— START OF DATA SHOWN —

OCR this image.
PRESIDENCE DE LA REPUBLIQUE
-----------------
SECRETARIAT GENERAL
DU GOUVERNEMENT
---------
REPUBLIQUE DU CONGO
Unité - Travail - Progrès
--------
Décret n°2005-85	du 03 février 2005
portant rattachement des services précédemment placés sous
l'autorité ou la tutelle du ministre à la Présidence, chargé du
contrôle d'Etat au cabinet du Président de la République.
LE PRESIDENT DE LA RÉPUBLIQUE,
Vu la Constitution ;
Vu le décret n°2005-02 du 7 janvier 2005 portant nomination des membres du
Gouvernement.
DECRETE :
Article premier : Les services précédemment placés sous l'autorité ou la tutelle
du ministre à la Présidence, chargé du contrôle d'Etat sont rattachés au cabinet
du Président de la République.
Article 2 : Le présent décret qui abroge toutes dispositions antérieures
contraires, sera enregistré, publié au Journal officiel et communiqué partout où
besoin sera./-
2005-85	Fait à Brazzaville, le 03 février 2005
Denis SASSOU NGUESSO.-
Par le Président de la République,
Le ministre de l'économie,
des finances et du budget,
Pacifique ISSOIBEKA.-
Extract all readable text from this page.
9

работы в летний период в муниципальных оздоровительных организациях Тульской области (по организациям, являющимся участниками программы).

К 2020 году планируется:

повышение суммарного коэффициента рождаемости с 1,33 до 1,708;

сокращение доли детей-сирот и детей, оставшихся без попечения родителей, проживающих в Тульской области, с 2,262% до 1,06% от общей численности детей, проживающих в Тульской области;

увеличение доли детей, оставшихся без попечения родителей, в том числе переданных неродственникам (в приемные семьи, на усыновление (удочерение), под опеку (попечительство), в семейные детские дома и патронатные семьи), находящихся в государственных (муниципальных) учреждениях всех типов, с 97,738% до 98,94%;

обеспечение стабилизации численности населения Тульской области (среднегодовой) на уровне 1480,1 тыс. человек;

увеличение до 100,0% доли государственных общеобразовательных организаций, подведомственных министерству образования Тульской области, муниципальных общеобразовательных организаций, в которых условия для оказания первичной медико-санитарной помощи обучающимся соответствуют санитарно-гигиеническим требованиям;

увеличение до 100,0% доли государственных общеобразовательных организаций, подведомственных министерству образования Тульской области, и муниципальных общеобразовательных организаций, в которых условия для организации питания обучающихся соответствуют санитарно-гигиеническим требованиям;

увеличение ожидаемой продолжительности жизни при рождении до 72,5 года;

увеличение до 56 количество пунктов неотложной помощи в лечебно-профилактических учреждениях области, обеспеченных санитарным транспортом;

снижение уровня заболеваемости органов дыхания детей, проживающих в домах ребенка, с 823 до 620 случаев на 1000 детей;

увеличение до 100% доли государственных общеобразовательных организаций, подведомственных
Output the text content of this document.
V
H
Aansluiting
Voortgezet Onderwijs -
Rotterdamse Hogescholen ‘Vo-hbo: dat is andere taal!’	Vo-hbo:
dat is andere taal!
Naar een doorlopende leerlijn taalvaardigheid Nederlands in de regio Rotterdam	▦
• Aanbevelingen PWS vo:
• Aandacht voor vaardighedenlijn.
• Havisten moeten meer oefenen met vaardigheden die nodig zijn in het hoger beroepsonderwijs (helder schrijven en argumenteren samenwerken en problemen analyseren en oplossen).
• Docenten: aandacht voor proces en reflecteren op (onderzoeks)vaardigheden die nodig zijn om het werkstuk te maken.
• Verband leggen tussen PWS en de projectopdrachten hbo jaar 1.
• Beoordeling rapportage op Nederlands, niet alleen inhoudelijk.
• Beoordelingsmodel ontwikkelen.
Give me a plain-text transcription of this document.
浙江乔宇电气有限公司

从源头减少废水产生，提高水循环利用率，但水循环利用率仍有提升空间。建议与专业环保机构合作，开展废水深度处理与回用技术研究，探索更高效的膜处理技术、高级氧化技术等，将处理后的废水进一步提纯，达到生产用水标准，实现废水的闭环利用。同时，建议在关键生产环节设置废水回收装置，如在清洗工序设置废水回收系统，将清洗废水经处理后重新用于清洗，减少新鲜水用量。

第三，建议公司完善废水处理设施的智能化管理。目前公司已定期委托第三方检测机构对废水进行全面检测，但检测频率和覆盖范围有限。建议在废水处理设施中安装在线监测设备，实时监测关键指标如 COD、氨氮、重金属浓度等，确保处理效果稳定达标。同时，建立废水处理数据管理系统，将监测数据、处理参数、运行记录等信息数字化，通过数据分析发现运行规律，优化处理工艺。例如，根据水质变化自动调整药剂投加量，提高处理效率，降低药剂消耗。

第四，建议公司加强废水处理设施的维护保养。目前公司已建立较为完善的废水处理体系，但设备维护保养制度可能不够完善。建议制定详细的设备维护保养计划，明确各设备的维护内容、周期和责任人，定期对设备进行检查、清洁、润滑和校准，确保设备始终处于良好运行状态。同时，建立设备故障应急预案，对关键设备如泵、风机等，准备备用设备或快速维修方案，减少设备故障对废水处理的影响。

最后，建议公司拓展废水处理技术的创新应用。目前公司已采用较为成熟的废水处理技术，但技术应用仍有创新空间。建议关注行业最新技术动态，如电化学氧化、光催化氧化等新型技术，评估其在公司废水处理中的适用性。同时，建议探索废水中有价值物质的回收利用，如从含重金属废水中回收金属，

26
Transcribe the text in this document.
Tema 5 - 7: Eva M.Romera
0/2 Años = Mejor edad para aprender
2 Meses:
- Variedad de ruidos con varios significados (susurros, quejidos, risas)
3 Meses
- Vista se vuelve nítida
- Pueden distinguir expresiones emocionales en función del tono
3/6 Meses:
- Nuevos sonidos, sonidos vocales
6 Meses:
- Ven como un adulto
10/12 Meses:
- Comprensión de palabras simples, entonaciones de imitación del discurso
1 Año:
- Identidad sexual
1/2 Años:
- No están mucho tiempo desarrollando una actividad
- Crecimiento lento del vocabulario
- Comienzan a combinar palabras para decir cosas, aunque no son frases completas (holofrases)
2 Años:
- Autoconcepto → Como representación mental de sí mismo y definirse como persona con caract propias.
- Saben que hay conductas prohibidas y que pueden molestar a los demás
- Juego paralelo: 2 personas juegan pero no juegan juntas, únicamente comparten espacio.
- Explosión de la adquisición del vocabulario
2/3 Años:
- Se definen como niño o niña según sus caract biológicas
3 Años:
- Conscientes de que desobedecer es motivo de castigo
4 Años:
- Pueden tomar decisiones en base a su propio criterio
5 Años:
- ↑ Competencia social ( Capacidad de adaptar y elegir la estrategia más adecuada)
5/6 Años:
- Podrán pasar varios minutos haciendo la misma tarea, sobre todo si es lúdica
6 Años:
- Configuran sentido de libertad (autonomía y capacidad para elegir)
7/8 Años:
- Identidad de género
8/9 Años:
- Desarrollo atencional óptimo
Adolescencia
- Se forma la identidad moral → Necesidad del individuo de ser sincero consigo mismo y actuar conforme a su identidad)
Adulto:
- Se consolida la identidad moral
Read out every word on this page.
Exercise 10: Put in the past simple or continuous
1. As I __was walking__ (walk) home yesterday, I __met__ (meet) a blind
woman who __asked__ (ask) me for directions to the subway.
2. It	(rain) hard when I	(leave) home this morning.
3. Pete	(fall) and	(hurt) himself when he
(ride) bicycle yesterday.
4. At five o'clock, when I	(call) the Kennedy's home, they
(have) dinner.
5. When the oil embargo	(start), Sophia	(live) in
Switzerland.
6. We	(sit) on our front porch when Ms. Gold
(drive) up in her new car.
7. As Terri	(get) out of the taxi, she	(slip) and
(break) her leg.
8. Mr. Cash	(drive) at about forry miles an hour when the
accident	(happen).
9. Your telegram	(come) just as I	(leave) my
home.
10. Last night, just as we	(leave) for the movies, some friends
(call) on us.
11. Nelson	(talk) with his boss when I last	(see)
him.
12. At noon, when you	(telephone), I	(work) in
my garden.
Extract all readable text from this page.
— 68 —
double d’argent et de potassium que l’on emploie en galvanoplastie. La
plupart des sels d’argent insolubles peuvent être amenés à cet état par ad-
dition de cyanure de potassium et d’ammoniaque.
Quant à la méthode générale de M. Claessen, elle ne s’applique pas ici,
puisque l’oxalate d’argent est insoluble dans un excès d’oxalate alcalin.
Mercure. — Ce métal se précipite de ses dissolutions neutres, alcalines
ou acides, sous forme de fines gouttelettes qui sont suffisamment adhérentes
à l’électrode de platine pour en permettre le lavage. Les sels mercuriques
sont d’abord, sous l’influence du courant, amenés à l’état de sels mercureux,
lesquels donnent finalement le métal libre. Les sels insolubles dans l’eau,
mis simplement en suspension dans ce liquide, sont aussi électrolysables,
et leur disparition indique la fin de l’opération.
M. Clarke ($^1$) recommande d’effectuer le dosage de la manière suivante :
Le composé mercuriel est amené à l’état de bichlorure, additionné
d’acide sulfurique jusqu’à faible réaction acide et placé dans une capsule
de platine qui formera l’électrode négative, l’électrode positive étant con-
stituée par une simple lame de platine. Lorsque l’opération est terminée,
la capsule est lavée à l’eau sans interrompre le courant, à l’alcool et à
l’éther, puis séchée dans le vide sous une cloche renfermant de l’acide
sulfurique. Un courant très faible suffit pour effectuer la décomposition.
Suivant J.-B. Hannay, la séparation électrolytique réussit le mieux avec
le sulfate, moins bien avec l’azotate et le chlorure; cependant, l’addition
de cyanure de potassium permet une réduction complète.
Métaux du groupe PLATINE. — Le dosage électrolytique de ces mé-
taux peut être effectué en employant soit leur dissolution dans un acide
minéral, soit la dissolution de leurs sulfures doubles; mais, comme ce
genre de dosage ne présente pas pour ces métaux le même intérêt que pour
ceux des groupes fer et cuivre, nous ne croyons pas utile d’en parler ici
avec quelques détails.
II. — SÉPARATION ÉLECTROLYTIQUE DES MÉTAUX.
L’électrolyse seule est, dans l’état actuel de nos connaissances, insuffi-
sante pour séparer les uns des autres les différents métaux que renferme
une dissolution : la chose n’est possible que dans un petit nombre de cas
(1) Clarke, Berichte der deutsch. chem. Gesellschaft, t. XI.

— END OF DATA SHOWN —

▶ _REQUEST_: Select the lines from the entries that include the word "родителей".

▶ _COMPLETE OUTPUT_:
сокращение доли детей-сирот и детей, оставшихся без попечения родителей, проживающих в Тульской области, с 2,262% до 1,06% от общей численности детей, проживающих в Тульской области;
увеличение доли детей, оставшихся без попечения родителей, в том числе переданных неродственникам (в приемные семьи, на усыновление (удочерение), под опеку (попечительство), в семейные детские дома и патронатные семьи), находящихся в государственных (муниципальных) учреждениях всех типов, с 97,738% до 98,94%;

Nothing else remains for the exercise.